Written task – Copy out every line of the data exactly.

Extracted entries –
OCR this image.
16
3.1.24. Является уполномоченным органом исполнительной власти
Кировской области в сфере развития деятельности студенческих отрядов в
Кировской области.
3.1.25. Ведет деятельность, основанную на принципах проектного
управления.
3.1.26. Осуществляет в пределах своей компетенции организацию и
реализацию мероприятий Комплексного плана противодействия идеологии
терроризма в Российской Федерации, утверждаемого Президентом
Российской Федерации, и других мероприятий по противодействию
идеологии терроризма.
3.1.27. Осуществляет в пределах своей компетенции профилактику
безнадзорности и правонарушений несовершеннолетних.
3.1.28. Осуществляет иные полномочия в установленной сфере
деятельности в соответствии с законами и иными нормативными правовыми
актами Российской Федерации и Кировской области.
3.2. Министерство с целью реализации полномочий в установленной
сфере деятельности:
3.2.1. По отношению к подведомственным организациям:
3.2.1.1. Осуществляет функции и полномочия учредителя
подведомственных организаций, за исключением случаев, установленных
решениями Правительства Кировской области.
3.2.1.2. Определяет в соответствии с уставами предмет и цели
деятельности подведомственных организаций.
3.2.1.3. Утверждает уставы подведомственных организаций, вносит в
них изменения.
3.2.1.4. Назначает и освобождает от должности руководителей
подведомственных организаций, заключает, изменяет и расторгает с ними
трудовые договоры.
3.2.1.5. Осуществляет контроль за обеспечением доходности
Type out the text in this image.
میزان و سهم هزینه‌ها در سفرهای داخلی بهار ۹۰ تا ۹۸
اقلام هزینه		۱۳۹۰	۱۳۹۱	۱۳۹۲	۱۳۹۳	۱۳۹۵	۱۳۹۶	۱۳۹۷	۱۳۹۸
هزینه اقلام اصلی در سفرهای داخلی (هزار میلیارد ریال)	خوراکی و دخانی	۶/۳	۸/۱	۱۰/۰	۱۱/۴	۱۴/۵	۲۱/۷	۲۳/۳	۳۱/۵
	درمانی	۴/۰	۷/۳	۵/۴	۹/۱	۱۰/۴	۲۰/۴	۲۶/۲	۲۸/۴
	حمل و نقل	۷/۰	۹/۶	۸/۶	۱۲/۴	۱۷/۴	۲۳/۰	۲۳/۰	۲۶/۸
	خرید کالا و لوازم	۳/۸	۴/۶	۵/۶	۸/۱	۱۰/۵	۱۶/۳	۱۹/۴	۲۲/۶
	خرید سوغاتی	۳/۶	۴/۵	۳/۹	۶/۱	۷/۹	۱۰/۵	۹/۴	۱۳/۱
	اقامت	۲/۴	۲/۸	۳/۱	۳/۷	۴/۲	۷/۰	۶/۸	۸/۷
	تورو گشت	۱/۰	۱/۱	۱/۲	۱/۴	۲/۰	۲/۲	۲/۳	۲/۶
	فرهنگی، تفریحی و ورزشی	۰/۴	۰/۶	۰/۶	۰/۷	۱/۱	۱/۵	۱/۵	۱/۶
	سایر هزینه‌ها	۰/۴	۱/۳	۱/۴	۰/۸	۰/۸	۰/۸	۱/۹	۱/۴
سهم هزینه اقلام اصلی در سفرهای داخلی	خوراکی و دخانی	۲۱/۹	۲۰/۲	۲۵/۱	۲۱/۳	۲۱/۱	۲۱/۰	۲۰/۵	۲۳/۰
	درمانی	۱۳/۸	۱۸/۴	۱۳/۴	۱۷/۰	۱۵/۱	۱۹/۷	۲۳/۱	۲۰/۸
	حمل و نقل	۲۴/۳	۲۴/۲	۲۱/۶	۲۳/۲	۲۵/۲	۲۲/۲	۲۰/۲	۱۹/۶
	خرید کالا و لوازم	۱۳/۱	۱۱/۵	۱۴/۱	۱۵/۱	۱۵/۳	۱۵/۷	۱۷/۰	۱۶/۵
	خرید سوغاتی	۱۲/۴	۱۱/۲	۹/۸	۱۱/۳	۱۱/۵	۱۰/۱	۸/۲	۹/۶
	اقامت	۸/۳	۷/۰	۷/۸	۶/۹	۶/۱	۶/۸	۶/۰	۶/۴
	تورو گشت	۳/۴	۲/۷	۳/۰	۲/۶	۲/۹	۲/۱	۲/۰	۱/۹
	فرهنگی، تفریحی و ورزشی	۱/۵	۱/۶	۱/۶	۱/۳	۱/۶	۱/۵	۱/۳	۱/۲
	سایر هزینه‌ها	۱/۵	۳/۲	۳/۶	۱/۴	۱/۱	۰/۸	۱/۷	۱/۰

Exercise response –
OCR this image.
16
3.1.24. Является уполномоченным органом исполнительной власти
Кировской области в сфере развития деятельности студенческих отрядов в
Кировской области.
3.1.25. Ведет деятельность, основанную на принципах проектного
управления.
3.1.26. Осуществляет в пределах своей компетенции организацию и
реализацию мероприятий Комплексного плана противодействия идеологии
терроризма в Российской Федерации, утверждаемого Президентом
Российской Федерации, и других мероприятий по противодействию
идеологии терроризма.
3.1.27. Осуществляет в пределах своей компетенции профилактику
безнадзорности и правонарушений несовершеннолетних.
3.1.28. Осуществляет иные полномочия в установленной сфере
деятельности в соответствии с законами и иными нормативными правовыми
актами Российской Федерации и Кировской области.
3.2. Министерство с целью реализации полномочий в установленной
сфере деятельности:
3.2.1. По отношению к подведомственным организациям:
3.2.1.1. Осуществляет функции и полномочия учредителя
подведомственных организаций, за исключением случаев, установленных
решениями Правительства Кировской области.
3.2.1.2. Определяет в соответствии с уставами предмет и цели
деятельности подведомственных организаций.
3.2.1.3. Утверждает уставы подведомственных организаций, вносит в
них изменения.
3.2.1.4. Назначает и освобождает от должности руководителей
подведомственных организаций, заключает, изменяет и расторгает с ними
трудовые договоры.
3.2.1.5. Осуществляет контроль за обеспечением доходности
Type out the text in this image.
میزان و سهم هزینه‌ها در سفرهای داخلی بهار ۹۰ تا ۹۸
اقلام هزینه		۱۳۹۰	۱۳۹۱	۱۳۹۲	۱۳۹۳	۱۳۹۵	۱۳۹۶	۱۳۹۷	۱۳۹۸
هزینه اقلام اصلی در سفرهای داخلی (هزار میلیارد ریال)	خوراکی و دخانی	۶/۳	۸/۱	۱۰/۰	۱۱/۴	۱۴/۵	۲۱/۷	۲۳/۳	۳۱/۵
	درمانی	۴/۰	۷/۳	۵/۴	۹/۱	۱۰/۴	۲۰/۴	۲۶/۲	۲۸/۴
	حمل و نقل	۷/۰	۹/۶	۸/۶	۱۲/۴	۱۷/۴	۲۳/۰	۲۳/۰	۲۶/۸
	خرید کالا و لوازم	۳/۸	۴/۶	۵/۶	۸/۱	۱۰/۵	۱۶/۳	۱۹/۴	۲۲/۶
	خرید سوغاتی	۳/۶	۴/۵	۳/۹	۶/۱	۷/۹	۱۰/۵	۹/۴	۱۳/۱
	اقامت	۲/۴	۲/۸	۳/۱	۳/۷	۴/۲	۷/۰	۶/۸	۸/۷
	تورو گشت	۱/۰	۱/۱	۱/۲	۱/۴	۲/۰	۲/۲	۲/۳	۲/۶
	فرهنگی، تفریحی و ورزشی	۰/۴	۰/۶	۰/۶	۰/۷	۱/۱	۱/۵	۱/۵	۱/۶
	سایر هزینه‌ها	۰/۴	۱/۳	۱/۴	۰/۸	۰/۸	۰/۸	۱/۹	۱/۴
سهم هزینه اقلام اصلی در سفرهای داخلی	خوراکی و دخانی	۲۱/۹	۲۰/۲	۲۵/۱	۲۱/۳	۲۱/۱	۲۱/۰	۲۰/۵	۲۳/۰
	درمانی	۱۳/۸	۱۸/۴	۱۳/۴	۱۷/۰	۱۵/۱	۱۹/۷	۲۳/۱	۲۰/۸
	حمل و نقل	۲۴/۳	۲۴/۲	۲۱/۶	۲۳/۲	۲۵/۲	۲۲/۲	۲۰/۲	۱۹/۶
	خرید کالا و لوازم	۱۳/۱	۱۱/۵	۱۴/۱	۱۵/۱	۱۵/۳	۱۵/۷	۱۷/۰	۱۶/۵
	خرید سوغاتی	۱۲/۴	۱۱/۲	۹/۸	۱۱/۳	۱۱/۵	۱۰/۱	۸/۲	۹/۶
	اقامت	۸/۳	۷/۰	۷/۸	۶/۹	۶/۱	۶/۸	۶/۰	۶/۴
	تورو گشت	۳/۴	۲/۷	۳/۰	۲/۶	۲/۹	۲/۱	۲/۰	۱/۹
	فرهنگی، تفریحی و ورزشی	۱/۵	۱/۶	۱/۶	۱/۳	۱/۶	۱/۵	۱/۳	۱/۲
	سایر هزینه‌ها	۱/۵	۳/۲	۳/۶	۱/۴	۱/۱	۰/۸	۱/۷	۱/۰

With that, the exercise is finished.